# [What needs to be done]
Locate every line that holds the string "Paid" and copy it.

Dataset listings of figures
--- START ---
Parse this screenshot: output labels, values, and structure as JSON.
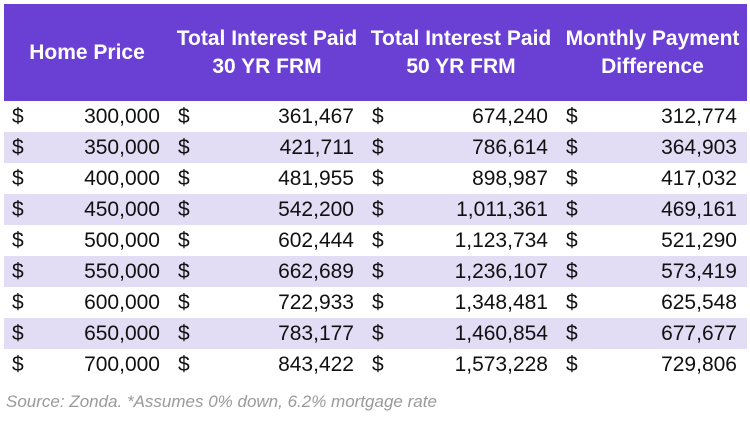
{
  "chart_data": {
    "type": "table",
    "columns": [
      "Home Price",
      "Total Interest Paid 30 YR FRM",
      "Total Interest Paid 50 YR FRM",
      "Monthly Payment Difference"
    ],
    "currency_symbol": "$",
    "rows": [
      [
        "300,000",
        "361,467",
        "674,240",
        "312,774"
      ],
      [
        "350,000",
        "421,711",
        "786,614",
        "364,903"
      ],
      [
        "400,000",
        "481,955",
        "898,987",
        "417,032"
      ],
      [
        "450,000",
        "542,200",
        "1,011,361",
        "469,161"
      ],
      [
        "500,000",
        "602,444",
        "1,123,734",
        "521,290"
      ],
      [
        "550,000",
        "662,689",
        "1,236,107",
        "573,419"
      ],
      [
        "600,000",
        "722,933",
        "1,348,481",
        "625,548"
      ],
      [
        "650,000",
        "783,177",
        "1,460,854",
        "677,677"
      ],
      [
        "700,000",
        "843,422",
        "1,573,228",
        "729,806"
      ]
    ],
    "source": "Source: Zonda. *Assumes 0% down, 6.2% mortgage rate",
    "colors": {
      "header_bg": "#6a3fd4",
      "header_text": "#ffffff",
      "stripe": "#e2dcf5",
      "source_text": "#9a9a9a"
    }
  }
}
--- END ---
# [Expected answer]
      "Total Interest Paid 30 YR FRM",
      "Total Interest Paid 50 YR FRM",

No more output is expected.